• PROVIDED ENTRIES:
┌──

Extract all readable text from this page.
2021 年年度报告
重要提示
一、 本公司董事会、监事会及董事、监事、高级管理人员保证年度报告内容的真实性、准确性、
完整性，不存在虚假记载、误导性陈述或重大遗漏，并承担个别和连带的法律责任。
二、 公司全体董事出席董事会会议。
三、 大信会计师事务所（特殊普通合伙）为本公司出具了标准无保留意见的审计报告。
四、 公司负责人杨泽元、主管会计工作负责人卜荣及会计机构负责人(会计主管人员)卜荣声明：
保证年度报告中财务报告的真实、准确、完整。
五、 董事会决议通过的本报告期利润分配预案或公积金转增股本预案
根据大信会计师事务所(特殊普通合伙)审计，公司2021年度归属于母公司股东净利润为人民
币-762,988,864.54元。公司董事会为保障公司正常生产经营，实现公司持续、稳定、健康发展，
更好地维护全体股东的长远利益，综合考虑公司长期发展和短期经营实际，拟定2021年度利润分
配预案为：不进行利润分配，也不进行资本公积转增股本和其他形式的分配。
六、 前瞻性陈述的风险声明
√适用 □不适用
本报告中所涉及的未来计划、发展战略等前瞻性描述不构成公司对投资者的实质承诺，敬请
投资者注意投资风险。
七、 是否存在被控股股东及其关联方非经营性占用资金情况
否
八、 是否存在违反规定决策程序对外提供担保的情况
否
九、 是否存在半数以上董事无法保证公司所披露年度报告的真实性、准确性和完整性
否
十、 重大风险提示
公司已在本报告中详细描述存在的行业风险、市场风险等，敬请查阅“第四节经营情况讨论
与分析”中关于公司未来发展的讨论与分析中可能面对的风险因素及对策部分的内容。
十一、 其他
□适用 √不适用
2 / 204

└──

• INSTRUCTION:
Show every line from the listing above in which the string "特殊普通合伙" appears.

• FINISHED ANSWER:
三、 大信会计师事务所（特殊普通合伙）为本公司出具了标准无保留意见的审计报告。
根据大信会计师事务所(特殊普通合伙)审计，公司2021年度归属于母公司股东净利润为人民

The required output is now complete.